:: Task ::
Write out every entry exactly as it appears.

[Collected data]
# # # # #

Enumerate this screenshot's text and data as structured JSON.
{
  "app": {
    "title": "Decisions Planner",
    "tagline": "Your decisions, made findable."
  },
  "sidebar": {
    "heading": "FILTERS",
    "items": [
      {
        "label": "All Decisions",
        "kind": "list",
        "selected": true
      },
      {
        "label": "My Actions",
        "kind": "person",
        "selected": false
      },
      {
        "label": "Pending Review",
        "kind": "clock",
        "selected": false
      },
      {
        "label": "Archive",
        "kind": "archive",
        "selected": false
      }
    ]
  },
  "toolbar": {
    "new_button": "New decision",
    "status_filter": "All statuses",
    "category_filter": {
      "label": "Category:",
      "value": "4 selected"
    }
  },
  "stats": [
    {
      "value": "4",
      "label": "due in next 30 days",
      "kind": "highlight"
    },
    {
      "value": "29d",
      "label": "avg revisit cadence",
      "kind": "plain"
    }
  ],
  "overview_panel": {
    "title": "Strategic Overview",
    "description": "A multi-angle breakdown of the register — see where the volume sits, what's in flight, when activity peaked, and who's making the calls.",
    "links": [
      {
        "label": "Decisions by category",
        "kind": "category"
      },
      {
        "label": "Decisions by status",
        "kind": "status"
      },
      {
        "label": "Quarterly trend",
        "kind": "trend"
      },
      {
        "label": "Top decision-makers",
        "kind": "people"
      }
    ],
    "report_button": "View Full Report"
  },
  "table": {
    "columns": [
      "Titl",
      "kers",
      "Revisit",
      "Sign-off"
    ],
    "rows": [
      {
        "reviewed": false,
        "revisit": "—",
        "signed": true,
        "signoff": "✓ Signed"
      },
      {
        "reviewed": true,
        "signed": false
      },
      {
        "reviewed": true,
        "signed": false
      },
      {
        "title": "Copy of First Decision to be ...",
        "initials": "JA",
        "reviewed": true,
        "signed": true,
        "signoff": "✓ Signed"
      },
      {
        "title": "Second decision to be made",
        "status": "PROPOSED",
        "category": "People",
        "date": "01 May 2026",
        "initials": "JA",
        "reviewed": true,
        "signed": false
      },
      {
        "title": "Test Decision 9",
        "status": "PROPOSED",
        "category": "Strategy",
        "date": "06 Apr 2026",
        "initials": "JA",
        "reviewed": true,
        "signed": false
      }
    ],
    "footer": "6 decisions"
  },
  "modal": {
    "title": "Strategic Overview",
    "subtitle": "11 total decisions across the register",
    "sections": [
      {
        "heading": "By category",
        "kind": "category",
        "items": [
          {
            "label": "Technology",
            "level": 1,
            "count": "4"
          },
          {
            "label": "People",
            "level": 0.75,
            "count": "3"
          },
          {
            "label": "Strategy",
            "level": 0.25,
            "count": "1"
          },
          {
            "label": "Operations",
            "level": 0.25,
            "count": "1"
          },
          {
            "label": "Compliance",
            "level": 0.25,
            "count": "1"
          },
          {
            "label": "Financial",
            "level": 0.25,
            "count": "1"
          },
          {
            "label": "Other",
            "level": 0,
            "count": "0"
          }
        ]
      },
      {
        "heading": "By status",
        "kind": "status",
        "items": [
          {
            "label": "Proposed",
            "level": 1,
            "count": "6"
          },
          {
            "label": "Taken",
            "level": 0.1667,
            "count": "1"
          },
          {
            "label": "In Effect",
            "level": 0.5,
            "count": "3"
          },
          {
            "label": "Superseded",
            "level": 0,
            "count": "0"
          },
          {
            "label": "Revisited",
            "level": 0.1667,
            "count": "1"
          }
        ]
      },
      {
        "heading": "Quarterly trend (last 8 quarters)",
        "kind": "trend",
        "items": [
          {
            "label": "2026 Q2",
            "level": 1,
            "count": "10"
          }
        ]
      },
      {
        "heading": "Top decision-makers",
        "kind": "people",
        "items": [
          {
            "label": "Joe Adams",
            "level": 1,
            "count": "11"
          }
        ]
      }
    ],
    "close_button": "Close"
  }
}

# # # # #

:: Exercise solution ::
Enumerate this screenshot's text and data as structured JSON.
{
  "app": {
    "title": "Decisions Planner",
    "tagline": "Your decisions, made findable."
  },
  "sidebar": {
    "heading": "FILTERS",
    "items": [
      {
        "label": "All Decisions",
        "kind": "list",
        "selected": true
      },
      {
        "label": "My Actions",
        "kind": "person",
        "selected": false
      },
      {
        "label": "Pending Review",
        "kind": "clock",
        "selected": false
      },
      {
        "label": "Archive",
        "kind": "archive",
        "selected": false
      }
    ]
  },
  "toolbar": {
    "new_button": "New decision",
    "status_filter": "All statuses",
    "category_filter": {
      "label": "Category:",
      "value": "4 selected"
    }
  },
  "stats": [
    {
      "value": "4",
      "label": "due in next 30 days",
      "kind": "highlight"
    },
    {
      "value": "29d",
      "label": "avg revisit cadence",
      "kind": "plain"
    }
  ],
  "overview_panel": {
    "title": "Strategic Overview",
    "description": "A multi-angle breakdown of the register — see where the volume sits, what's in flight, when activity peaked, and who's making the calls.",
    "links": [
      {
        "label": "Decisions by category",
        "kind": "category"
      },
      {
        "label": "Decisions by status",
        "kind": "status"
      },
      {
        "label": "Quarterly trend",
        "kind": "trend"
      },
      {
        "label": "Top decision-makers",
        "kind": "people"
      }
    ],
    "report_button": "View Full Report"
  },
  "table": {
    "columns": [
      "Titl",
      "kers",
      "Revisit",
      "Sign-off"
    ],
    "rows": [
      {
        "reviewed": false,
        "revisit": "—",
        "signed": true,
        "signoff": "✓ Signed"
      },
      {
        "reviewed": true,
        "signed": false
      },
      {
        "reviewed": true,
        "signed": false
      },
      {
        "title": "Copy of First Decision to be ...",
        "initials": "JA",
        "reviewed": true,
        "signed": true,
        "signoff": "✓ Signed"
      },
      {
        "title": "Second decision to be made",
        "status": "PROPOSED",
        "category": "People",
        "date": "01 May 2026",
        "initials": "JA",
        "reviewed": true,
        "signed": false
      },
      {
        "title": "Test Decision 9",
        "status": "PROPOSED",
        "category": "Strategy",
        "date": "06 Apr 2026",
        "initials": "JA",
        "reviewed": true,
        "signed": false
      }
    ],
    "footer": "6 decisions"
  },
  "modal": {
    "title": "Strategic Overview",
    "subtitle": "11 total decisions across the register",
    "sections": [
      {
        "heading": "By category",
        "kind": "category",
        "items": [
          {
            "label": "Technology",
            "level": 1,
            "count": "4"
          },
          {
            "label": "People",
            "level": 0.75,
            "count": "3"
          },
          {
            "label": "Strategy",
            "level": 0.25,
            "count": "1"
          },
          {
            "label": "Operations",
            "level": 0.25,
            "count": "1"
          },
          {
            "label": "Compliance",
            "level": 0.25,
            "count": "1"
          },
          {
            "label": "Financial",
            "level": 0.25,
            "count": "1"
          },
          {
            "label": "Other",
            "level": 0,
            "count": "0"
          }
        ]
      },
      {
        "heading": "By status",
        "kind": "status",
        "items": [
          {
            "label": "Proposed",
            "level": 1,
            "count": "6"
          },
          {
            "label": "Taken",
            "level": 0.1667,
            "count": "1"
          },
          {
            "label": "In Effect",
            "level": 0.5,
            "count": "3"
          },
          {
            "label": "Superseded",
            "level": 0,
            "count": "0"
          },
          {
            "label": "Revisited",
            "level": 0.1667,
            "count": "1"
          }
        ]
      },
      {
        "heading": "Quarterly trend (last 8 quarters)",
        "kind": "trend",
        "items": [
          {
            "label": "2026 Q2",
            "level": 1,
            "count": "10"
          }
        ]
      },
      {
        "heading": "Top decision-makers",
        "kind": "people",
        "items": [
          {
            "label": "Joe Adams",
            "level": 1,
            "count": "11"
          }
        ]
      }
    ],
    "close_button": "Close"
  }
}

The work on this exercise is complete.